| RECORD EXTRACTS |

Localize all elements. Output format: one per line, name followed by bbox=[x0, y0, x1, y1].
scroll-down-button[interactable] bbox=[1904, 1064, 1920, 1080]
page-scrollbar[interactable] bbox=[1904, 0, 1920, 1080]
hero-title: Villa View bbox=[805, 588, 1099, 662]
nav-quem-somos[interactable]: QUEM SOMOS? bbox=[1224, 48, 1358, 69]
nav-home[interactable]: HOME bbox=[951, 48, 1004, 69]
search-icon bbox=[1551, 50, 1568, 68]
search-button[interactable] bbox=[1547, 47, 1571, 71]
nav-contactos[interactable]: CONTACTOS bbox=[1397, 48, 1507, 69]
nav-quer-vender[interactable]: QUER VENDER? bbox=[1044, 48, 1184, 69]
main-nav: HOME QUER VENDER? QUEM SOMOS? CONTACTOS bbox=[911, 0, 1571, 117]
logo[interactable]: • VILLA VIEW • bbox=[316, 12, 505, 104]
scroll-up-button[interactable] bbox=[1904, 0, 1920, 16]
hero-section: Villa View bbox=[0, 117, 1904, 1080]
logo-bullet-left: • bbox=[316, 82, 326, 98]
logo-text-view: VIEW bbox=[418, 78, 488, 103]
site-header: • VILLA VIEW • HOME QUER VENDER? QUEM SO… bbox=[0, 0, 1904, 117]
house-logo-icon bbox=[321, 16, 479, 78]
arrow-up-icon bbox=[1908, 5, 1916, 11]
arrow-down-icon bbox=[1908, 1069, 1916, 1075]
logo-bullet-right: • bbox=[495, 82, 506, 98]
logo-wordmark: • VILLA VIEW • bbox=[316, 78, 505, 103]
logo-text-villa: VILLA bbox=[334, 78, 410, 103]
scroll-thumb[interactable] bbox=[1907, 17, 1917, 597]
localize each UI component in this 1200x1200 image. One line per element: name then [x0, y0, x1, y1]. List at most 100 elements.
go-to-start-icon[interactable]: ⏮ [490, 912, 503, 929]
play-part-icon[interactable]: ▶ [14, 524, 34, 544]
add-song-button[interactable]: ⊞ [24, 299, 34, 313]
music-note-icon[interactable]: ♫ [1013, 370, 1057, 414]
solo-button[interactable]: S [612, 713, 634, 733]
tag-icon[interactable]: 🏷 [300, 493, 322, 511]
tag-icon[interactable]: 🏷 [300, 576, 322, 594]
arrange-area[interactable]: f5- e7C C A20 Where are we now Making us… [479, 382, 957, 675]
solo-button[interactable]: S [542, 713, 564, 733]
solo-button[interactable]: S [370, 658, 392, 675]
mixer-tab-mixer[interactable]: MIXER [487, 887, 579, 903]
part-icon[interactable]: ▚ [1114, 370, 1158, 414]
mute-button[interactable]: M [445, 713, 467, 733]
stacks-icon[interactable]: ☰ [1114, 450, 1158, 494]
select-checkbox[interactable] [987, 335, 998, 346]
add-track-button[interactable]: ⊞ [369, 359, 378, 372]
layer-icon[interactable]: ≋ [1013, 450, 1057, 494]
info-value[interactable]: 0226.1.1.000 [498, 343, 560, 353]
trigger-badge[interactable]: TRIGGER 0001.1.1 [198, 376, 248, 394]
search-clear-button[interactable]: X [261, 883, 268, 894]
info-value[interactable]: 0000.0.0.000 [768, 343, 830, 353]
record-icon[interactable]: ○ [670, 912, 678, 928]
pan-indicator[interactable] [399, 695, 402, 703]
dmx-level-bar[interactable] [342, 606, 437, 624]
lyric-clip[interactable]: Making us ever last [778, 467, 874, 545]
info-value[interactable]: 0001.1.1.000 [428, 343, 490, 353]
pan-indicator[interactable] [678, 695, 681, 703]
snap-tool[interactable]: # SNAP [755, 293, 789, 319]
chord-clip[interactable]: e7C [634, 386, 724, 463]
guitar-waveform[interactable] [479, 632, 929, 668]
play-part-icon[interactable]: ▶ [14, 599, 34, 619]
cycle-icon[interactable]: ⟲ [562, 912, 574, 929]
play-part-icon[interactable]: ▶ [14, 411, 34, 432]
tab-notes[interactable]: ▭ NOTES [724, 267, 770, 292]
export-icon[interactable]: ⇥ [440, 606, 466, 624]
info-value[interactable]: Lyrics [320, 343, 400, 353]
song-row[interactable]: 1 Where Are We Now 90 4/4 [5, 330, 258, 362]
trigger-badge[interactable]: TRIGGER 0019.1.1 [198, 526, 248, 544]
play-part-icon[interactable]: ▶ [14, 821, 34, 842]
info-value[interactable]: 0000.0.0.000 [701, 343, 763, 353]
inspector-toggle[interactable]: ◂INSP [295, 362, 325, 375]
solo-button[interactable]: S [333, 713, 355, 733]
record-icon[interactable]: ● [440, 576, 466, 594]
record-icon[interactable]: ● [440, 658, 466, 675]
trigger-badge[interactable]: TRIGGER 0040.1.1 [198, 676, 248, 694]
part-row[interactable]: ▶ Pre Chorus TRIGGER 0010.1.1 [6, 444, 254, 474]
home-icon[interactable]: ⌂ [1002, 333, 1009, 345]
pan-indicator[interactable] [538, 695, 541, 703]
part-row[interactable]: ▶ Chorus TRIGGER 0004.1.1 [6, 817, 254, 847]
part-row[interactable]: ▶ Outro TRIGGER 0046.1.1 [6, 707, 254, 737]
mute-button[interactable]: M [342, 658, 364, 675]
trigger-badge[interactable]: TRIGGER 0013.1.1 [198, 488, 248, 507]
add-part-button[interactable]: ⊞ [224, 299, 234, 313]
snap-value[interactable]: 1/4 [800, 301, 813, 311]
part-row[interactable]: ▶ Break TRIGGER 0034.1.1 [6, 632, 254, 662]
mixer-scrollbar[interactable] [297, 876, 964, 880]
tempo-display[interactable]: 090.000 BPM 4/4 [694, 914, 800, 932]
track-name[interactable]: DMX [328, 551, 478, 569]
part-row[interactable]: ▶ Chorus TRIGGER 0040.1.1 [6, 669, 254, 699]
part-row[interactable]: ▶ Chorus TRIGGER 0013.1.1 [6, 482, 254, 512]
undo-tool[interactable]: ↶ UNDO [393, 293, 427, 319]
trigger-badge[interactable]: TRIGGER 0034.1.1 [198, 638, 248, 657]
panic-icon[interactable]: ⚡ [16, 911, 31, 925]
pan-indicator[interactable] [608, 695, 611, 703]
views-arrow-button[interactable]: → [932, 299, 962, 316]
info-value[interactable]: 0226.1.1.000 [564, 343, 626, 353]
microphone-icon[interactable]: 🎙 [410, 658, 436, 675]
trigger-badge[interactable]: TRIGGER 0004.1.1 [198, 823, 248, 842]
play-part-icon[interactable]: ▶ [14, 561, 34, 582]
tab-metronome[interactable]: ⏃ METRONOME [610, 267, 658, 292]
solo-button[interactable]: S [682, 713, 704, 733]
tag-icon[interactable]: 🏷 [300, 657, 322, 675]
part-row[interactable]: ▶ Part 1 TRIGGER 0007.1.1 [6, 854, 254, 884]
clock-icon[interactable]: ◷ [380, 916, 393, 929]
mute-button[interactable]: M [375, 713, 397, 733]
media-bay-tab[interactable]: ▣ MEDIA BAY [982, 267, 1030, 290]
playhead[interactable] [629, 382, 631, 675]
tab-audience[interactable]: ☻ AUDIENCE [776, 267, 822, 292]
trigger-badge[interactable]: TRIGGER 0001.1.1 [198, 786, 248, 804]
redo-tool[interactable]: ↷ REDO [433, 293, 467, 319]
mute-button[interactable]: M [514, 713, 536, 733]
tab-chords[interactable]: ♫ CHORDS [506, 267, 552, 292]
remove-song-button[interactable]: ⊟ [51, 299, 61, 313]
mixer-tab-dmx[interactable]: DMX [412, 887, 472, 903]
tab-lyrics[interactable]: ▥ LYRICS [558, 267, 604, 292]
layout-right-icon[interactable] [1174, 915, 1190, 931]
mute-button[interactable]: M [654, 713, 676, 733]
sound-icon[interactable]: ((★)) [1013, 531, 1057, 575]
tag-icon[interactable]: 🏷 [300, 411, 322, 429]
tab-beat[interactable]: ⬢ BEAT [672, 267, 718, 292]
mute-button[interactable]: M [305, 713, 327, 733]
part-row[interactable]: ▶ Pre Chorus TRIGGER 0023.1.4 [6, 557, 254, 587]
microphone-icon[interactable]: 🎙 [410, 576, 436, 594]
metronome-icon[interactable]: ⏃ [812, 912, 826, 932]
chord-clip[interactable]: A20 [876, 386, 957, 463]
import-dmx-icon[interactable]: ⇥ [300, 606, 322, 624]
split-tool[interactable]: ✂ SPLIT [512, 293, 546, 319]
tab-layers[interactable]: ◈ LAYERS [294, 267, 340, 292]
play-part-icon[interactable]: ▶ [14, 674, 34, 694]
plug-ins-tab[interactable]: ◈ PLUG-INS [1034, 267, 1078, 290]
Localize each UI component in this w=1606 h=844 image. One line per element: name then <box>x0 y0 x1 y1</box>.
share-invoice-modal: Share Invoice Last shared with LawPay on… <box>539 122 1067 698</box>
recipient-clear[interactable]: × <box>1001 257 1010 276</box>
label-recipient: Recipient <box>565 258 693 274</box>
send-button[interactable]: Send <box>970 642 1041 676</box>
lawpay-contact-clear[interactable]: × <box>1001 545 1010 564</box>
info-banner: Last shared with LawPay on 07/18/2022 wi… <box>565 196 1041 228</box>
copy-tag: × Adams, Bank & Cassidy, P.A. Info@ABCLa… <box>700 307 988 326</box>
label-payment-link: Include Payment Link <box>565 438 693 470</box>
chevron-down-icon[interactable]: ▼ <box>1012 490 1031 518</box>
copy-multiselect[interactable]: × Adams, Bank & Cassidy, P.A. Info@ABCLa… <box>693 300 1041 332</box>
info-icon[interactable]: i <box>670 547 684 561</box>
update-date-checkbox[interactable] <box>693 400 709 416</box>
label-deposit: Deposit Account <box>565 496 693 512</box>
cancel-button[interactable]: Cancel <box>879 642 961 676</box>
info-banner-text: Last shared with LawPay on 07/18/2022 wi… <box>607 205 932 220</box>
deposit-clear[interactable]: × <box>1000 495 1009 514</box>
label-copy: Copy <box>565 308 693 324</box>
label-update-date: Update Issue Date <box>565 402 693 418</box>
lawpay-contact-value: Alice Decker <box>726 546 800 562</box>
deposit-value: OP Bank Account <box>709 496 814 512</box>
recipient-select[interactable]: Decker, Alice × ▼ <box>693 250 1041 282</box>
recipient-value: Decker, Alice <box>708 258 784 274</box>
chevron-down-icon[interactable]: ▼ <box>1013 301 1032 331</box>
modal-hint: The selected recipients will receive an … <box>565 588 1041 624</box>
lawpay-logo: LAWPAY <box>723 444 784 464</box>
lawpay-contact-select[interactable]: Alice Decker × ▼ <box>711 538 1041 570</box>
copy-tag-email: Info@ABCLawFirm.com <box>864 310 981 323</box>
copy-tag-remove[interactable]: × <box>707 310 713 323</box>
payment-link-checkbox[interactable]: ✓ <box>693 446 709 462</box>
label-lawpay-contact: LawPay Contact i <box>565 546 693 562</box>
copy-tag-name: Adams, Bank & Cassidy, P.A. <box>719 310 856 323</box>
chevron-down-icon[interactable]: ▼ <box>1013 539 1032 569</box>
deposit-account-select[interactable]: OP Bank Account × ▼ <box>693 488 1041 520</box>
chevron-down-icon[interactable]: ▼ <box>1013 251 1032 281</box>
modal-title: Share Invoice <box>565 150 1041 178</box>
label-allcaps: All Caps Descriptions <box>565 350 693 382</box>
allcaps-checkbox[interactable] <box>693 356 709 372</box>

| PROBLEM TO WORK ON |
Copy out the items from the very beginning through the line that contains "scroll-thumb[interactable] bbox=[1907, 17, 1917, 597]", including that line.

| CORRECT RESULT |
Localize all elements. Output format: one per line, name followed by bbox=[x0, y0, x1, y1].
scroll-down-button[interactable] bbox=[1904, 1064, 1920, 1080]
page-scrollbar[interactable] bbox=[1904, 0, 1920, 1080]
hero-title: Villa View bbox=[805, 588, 1099, 662]
nav-quem-somos[interactable]: QUEM SOMOS? bbox=[1224, 48, 1358, 69]
nav-home[interactable]: HOME bbox=[951, 48, 1004, 69]
search-icon bbox=[1551, 50, 1568, 68]
search-button[interactable] bbox=[1547, 47, 1571, 71]
nav-contactos[interactable]: CONTACTOS bbox=[1397, 48, 1507, 69]
nav-quer-vender[interactable]: QUER VENDER? bbox=[1044, 48, 1184, 69]
main-nav: HOME QUER VENDER? QUEM SOMOS? CONTACTOS bbox=[911, 0, 1571, 117]
logo[interactable]: • VILLA VIEW • bbox=[316, 12, 505, 104]
scroll-up-button[interactable] bbox=[1904, 0, 1920, 16]
hero-section: Villa View bbox=[0, 117, 1904, 1080]
logo-bullet-left: • bbox=[316, 82, 326, 98]
logo-text-view: VIEW bbox=[418, 78, 488, 103]
site-header: • VILLA VIEW • HOME QUER VENDER? QUEM SO… bbox=[0, 0, 1904, 117]
house-logo-icon bbox=[321, 16, 479, 78]
arrow-up-icon bbox=[1908, 5, 1916, 11]
arrow-down-icon bbox=[1908, 1069, 1916, 1075]
logo-bullet-right: • bbox=[495, 82, 506, 98]
logo-wordmark: • VILLA VIEW • bbox=[316, 78, 505, 103]
logo-text-villa: VILLA bbox=[334, 78, 410, 103]
scroll-thumb[interactable] bbox=[1907, 17, 1917, 597]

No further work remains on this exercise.